start SUPPLIED INFORMATION
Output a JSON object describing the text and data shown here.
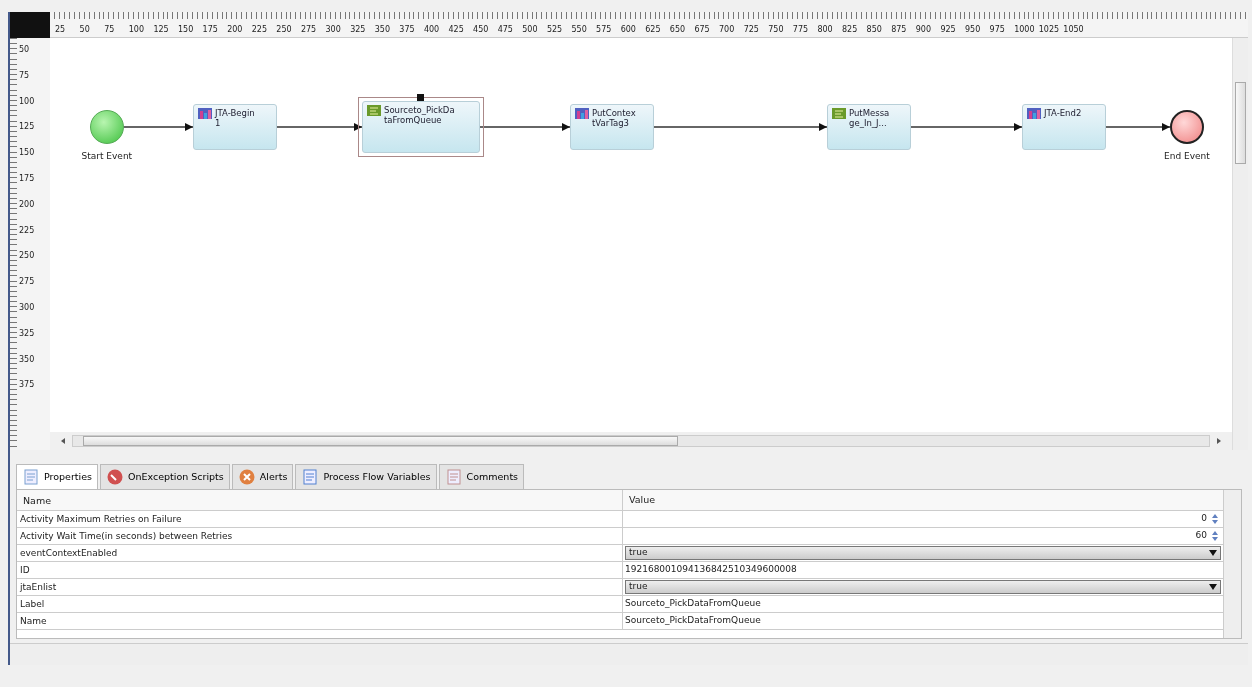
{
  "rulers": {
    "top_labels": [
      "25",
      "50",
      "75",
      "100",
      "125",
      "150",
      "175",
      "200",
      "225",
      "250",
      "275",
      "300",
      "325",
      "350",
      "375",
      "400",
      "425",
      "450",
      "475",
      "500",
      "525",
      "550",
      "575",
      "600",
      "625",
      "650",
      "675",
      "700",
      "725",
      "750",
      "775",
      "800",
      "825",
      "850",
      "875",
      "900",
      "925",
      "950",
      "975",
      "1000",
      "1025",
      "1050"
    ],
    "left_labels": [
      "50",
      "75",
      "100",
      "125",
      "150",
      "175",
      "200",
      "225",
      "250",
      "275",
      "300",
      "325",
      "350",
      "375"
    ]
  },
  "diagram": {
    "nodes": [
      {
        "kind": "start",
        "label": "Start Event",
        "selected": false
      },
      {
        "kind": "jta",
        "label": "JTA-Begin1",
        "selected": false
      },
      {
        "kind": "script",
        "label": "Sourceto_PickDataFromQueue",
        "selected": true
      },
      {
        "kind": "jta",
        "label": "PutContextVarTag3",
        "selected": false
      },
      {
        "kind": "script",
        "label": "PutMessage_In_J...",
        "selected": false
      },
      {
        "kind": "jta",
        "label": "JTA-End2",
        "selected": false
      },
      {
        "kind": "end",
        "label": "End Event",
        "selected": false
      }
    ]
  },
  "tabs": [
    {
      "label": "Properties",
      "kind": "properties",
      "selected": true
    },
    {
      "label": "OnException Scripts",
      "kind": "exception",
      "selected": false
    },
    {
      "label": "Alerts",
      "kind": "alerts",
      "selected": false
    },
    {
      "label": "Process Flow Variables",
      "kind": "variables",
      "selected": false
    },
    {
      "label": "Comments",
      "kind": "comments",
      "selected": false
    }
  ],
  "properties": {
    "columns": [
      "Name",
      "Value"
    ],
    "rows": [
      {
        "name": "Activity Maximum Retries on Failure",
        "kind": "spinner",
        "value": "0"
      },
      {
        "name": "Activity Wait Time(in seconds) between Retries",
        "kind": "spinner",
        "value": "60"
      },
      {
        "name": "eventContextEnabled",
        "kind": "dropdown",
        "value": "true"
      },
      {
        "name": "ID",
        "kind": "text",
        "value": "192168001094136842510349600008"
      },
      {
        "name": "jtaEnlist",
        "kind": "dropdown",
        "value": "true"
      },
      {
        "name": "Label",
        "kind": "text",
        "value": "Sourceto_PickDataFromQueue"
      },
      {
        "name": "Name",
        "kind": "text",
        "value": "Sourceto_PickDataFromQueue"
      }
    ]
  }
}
end SUPPLIED INFORMATION
start SUPPLIED INFORMATION
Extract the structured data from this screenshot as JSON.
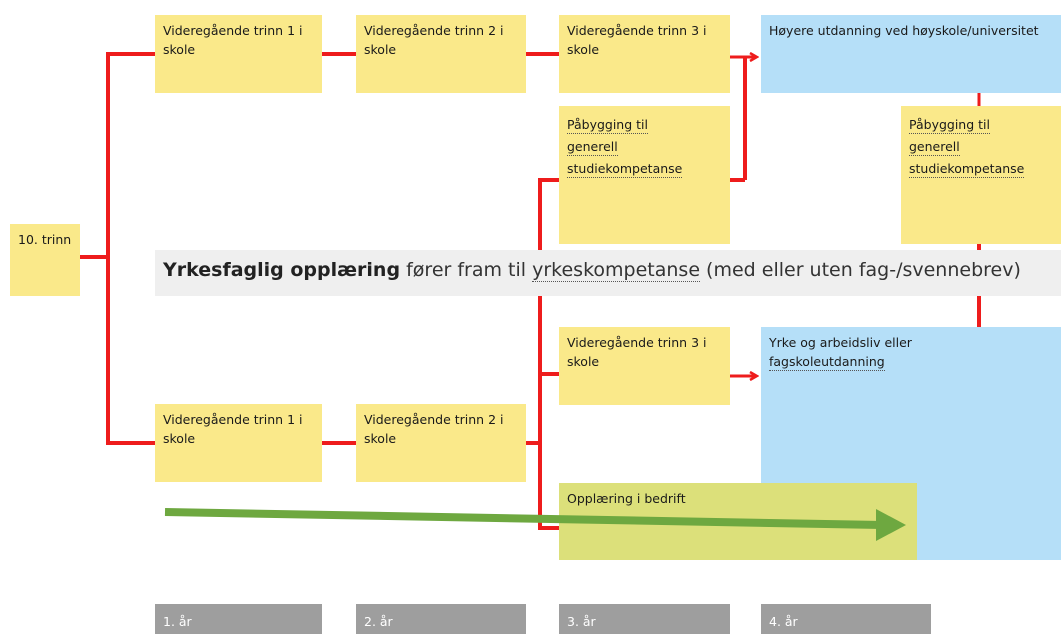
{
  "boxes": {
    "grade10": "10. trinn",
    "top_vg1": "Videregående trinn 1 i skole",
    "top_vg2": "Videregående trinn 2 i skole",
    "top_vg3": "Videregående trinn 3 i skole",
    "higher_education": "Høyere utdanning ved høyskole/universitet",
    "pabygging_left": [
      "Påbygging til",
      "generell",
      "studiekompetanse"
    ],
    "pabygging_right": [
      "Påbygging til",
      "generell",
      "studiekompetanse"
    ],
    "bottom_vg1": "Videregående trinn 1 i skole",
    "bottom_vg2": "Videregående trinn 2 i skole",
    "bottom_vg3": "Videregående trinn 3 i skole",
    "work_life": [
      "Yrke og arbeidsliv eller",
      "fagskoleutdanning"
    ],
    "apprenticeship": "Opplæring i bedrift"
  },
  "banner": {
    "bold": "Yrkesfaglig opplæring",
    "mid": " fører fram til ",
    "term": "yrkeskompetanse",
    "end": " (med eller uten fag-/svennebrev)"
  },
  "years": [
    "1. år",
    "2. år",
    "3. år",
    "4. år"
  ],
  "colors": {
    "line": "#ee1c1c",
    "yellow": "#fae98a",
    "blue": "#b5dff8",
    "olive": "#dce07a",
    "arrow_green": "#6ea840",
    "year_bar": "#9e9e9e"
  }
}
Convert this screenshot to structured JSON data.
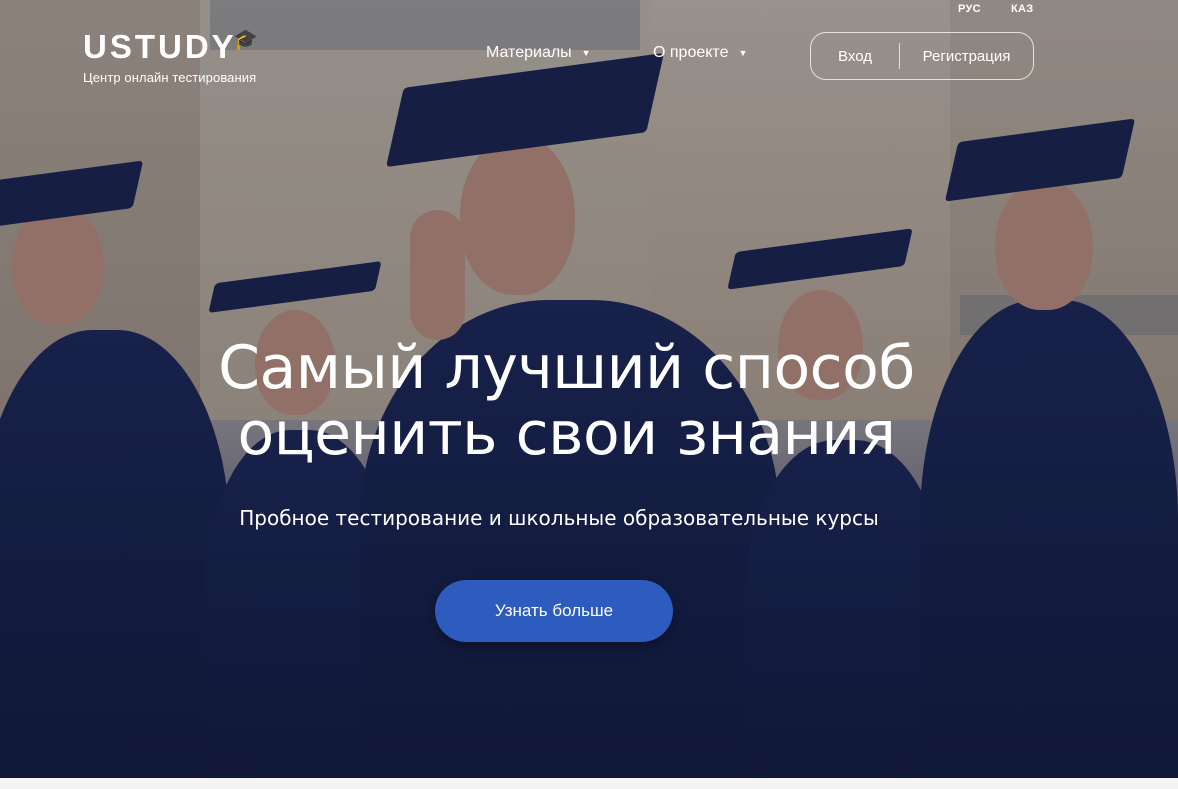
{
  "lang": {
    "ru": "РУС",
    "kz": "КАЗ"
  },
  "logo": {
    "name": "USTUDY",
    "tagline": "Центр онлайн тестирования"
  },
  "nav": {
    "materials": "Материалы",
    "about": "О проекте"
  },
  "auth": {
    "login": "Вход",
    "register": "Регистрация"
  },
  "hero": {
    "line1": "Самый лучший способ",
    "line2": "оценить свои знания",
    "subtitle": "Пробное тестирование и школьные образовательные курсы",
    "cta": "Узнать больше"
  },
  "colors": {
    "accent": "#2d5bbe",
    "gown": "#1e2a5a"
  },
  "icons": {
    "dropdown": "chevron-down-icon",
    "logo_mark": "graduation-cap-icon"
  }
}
end SUPPLIED INFORMATION
**DO THIS**
Copy each line of the records above that carries the word "screenshot".

**EXERCISE RESPONSE**
Extract the structured data from this screenshot as JSON.
Convert this screenshot to structured JSON data.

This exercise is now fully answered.